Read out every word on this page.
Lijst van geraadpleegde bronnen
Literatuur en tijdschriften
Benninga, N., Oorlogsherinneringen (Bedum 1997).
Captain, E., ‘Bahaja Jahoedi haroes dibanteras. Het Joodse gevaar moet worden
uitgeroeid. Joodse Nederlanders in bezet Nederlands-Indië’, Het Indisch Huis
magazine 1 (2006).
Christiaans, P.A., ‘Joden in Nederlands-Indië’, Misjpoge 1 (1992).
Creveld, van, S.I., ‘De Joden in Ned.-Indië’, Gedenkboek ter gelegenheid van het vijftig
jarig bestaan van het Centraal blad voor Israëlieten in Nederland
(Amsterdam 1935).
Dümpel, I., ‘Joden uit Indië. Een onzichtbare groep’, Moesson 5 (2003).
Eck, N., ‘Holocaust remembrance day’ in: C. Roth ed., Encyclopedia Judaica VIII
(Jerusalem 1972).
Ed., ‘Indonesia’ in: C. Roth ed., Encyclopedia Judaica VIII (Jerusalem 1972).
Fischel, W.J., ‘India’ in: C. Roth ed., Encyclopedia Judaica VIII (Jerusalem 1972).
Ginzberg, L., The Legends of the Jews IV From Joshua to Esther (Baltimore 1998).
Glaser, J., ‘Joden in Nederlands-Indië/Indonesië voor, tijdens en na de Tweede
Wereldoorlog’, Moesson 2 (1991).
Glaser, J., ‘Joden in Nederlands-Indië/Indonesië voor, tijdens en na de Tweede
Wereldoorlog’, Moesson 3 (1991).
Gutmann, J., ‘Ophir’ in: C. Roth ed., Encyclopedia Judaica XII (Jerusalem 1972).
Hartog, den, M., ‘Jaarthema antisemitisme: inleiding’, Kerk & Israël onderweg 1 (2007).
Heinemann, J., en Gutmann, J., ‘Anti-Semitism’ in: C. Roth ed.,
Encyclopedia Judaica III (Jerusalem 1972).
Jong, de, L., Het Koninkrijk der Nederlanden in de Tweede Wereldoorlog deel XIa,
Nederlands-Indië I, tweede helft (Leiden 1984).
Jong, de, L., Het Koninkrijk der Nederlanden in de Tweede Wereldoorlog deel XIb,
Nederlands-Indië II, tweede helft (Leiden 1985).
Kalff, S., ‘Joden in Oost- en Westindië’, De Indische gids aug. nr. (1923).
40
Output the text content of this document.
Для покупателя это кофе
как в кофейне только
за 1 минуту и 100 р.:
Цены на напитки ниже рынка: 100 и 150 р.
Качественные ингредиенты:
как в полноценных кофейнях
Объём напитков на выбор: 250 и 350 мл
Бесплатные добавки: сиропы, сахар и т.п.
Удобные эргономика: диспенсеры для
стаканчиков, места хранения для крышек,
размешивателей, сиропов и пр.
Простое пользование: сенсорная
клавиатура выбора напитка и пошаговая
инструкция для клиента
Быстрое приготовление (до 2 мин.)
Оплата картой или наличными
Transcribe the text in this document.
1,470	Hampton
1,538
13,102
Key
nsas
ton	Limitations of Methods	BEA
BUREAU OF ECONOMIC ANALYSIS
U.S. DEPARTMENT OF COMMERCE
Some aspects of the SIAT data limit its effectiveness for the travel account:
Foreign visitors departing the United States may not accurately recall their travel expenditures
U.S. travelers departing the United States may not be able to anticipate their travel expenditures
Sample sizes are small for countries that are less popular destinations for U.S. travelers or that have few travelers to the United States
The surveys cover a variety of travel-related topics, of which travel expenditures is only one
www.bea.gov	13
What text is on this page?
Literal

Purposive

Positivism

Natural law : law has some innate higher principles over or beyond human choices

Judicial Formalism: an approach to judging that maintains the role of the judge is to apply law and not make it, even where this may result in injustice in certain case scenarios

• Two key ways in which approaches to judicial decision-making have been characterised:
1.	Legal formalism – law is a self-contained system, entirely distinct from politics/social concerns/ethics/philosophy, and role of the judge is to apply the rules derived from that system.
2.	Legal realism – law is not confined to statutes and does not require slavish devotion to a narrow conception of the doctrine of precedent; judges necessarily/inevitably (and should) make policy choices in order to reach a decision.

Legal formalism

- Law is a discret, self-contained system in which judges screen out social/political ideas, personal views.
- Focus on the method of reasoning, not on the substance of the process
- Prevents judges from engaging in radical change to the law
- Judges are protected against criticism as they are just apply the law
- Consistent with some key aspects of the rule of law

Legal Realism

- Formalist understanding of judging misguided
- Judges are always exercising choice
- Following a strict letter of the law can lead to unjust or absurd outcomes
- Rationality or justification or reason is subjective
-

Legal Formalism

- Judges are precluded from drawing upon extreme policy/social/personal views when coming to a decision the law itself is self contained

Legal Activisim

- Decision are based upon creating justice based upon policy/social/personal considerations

-------

## What needs to be done
Look over the listing. Pull out every line with the string "contained" in it.

## Answer to the exercise
1.	Legal formalism – law is a self-contained system, entirely distinct from politics/social concerns/ethics/philosophy, and role of the judge is to apply the rules derived from that system.
- Law is a discret, self-contained system in which judges screen out social/political ideas, personal views.
- Judges are precluded from drawing upon extreme policy/social/personal views when coming to a decision the law itself is self contained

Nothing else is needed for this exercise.